### [Objective]
Using the material below, copy every line where "record" appears.

=======

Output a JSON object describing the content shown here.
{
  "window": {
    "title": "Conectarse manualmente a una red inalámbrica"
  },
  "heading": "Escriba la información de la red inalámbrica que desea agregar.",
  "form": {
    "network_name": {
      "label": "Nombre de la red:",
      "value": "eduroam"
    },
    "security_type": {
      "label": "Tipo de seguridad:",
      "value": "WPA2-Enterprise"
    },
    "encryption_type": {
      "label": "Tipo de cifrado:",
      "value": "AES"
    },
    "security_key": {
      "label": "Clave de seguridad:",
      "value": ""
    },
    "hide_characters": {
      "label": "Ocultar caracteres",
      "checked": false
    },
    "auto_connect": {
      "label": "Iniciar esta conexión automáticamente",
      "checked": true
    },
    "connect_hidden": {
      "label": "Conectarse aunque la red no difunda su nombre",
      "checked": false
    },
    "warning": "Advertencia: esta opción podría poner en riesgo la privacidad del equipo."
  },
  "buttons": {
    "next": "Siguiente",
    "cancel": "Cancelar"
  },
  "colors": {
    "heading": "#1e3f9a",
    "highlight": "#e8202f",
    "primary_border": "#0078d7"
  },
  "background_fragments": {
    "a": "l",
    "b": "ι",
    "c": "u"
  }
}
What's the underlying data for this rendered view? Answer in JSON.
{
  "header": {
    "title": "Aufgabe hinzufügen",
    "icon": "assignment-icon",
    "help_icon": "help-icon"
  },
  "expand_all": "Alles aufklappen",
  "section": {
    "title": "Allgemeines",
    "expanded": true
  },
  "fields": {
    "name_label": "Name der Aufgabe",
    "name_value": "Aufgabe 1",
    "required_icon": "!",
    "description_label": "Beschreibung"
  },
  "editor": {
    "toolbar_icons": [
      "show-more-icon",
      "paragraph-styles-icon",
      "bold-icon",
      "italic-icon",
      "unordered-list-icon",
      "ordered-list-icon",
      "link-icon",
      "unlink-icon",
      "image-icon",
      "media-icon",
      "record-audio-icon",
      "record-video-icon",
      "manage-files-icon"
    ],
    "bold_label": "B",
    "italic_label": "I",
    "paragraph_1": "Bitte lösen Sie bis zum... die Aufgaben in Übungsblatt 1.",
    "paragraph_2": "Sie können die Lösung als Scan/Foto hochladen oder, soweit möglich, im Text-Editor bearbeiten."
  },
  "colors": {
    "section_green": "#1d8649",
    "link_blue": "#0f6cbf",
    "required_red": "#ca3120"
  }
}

=======

### [Answer below]
      "record-audio-icon",
      "record-video-icon",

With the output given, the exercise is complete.